* [DESCRIPTION OF THE TASK] Reproduce each line of the material exactly, minus any picture.

* [DATA]

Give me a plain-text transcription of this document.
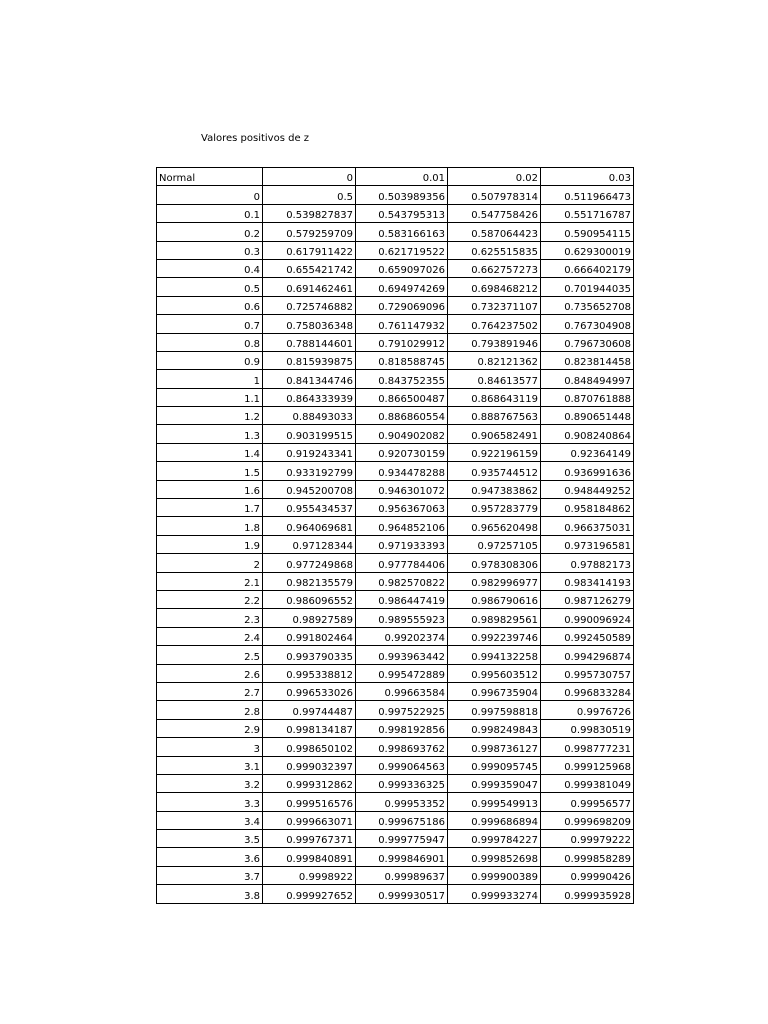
Valores positivos de z
Normal	0	0.01	0.02	0.03
0	0.5	0.503989356	0.507978314	0.511966473
0.1	0.539827837	0.543795313	0.547758426	0.551716787
0.2	0.579259709	0.583166163	0.587064423	0.590954115
0.3	0.617911422	0.621719522	0.625515835	0.629300019
0.4	0.655421742	0.659097026	0.662757273	0.666402179
0.5	0.691462461	0.694974269	0.698468212	0.701944035
0.6	0.725746882	0.729069096	0.732371107	0.735652708
0.7	0.758036348	0.761147932	0.764237502	0.767304908
0.8	0.788144601	0.791029912	0.793891946	0.796730608
0.9	0.815939875	0.818588745	0.82121362	0.823814458
1	0.841344746	0.843752355	0.84613577	0.848494997
1.1	0.864333939	0.866500487	0.868643119	0.870761888
1.2	0.88493033	0.886860554	0.888767563	0.890651448
1.3	0.903199515	0.904902082	0.906582491	0.908240864
1.4	0.919243341	0.920730159	0.922196159	0.92364149
1.5	0.933192799	0.934478288	0.935744512	0.936991636
1.6	0.945200708	0.946301072	0.947383862	0.948449252
1.7	0.955434537	0.956367063	0.957283779	0.958184862
1.8	0.964069681	0.964852106	0.965620498	0.966375031
1.9	0.97128344	0.971933393	0.97257105	0.973196581
2	0.977249868	0.977784406	0.978308306	0.97882173
2.1	0.982135579	0.982570822	0.982996977	0.983414193
2.2	0.986096552	0.986447419	0.986790616	0.987126279
2.3	0.98927589	0.989555923	0.989829561	0.990096924
2.4	0.991802464	0.99202374	0.992239746	0.992450589
2.5	0.993790335	0.993963442	0.994132258	0.994296874
2.6	0.995338812	0.995472889	0.995603512	0.995730757
2.7	0.996533026	0.99663584	0.996735904	0.996833284
2.8	0.99744487	0.997522925	0.997598818	0.9976726
2.9	0.998134187	0.998192856	0.998249843	0.99830519
3	0.998650102	0.998693762	0.998736127	0.998777231
3.1	0.999032397	0.999064563	0.999095745	0.999125968
3.2	0.999312862	0.999336325	0.999359047	0.999381049
3.3	0.999516576	0.99953352	0.999549913	0.99956577
3.4	0.999663071	0.999675186	0.999686894	0.999698209
3.5	0.999767371	0.999775947	0.999784227	0.99979222
3.6	0.999840891	0.999846901	0.999852698	0.999858289
3.7	0.9998922	0.99989637	0.999900389	0.99990426
3.8	0.999927652	0.999930517	0.999933274	0.999935928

* [EXERCISE RESULT]
Give me a plain-text transcription of this document.
Valores positivos de z
Normal	0	0.01	0.02	0.03
0	0.5	0.503989356	0.507978314	0.511966473
0.1	0.539827837	0.543795313	0.547758426	0.551716787
0.2	0.579259709	0.583166163	0.587064423	0.590954115
0.3	0.617911422	0.621719522	0.625515835	0.629300019
0.4	0.655421742	0.659097026	0.662757273	0.666402179
0.5	0.691462461	0.694974269	0.698468212	0.701944035
0.6	0.725746882	0.729069096	0.732371107	0.735652708
0.7	0.758036348	0.761147932	0.764237502	0.767304908
0.8	0.788144601	0.791029912	0.793891946	0.796730608
0.9	0.815939875	0.818588745	0.82121362	0.823814458
1	0.841344746	0.843752355	0.84613577	0.848494997
1.1	0.864333939	0.866500487	0.868643119	0.870761888
1.2	0.88493033	0.886860554	0.888767563	0.890651448
1.3	0.903199515	0.904902082	0.906582491	0.908240864
1.4	0.919243341	0.920730159	0.922196159	0.92364149
1.5	0.933192799	0.934478288	0.935744512	0.936991636
1.6	0.945200708	0.946301072	0.947383862	0.948449252
1.7	0.955434537	0.956367063	0.957283779	0.958184862
1.8	0.964069681	0.964852106	0.965620498	0.966375031
1.9	0.97128344	0.971933393	0.97257105	0.973196581
2	0.977249868	0.977784406	0.978308306	0.97882173
2.1	0.982135579	0.982570822	0.982996977	0.983414193
2.2	0.986096552	0.986447419	0.986790616	0.987126279
2.3	0.98927589	0.989555923	0.989829561	0.990096924
2.4	0.991802464	0.99202374	0.992239746	0.992450589
2.5	0.993790335	0.993963442	0.994132258	0.994296874
2.6	0.995338812	0.995472889	0.995603512	0.995730757
2.7	0.996533026	0.99663584	0.996735904	0.996833284
2.8	0.99744487	0.997522925	0.997598818	0.9976726
2.9	0.998134187	0.998192856	0.998249843	0.99830519
3	0.998650102	0.998693762	0.998736127	0.998777231
3.1	0.999032397	0.999064563	0.999095745	0.999125968
3.2	0.999312862	0.999336325	0.999359047	0.999381049
3.3	0.999516576	0.99953352	0.999549913	0.99956577
3.4	0.999663071	0.999675186	0.999686894	0.999698209
3.5	0.999767371	0.999775947	0.999784227	0.99979222
3.6	0.999840891	0.999846901	0.999852698	0.999858289
3.7	0.9998922	0.99989637	0.999900389	0.99990426
3.8	0.999927652	0.999930517	0.999933274	0.999935928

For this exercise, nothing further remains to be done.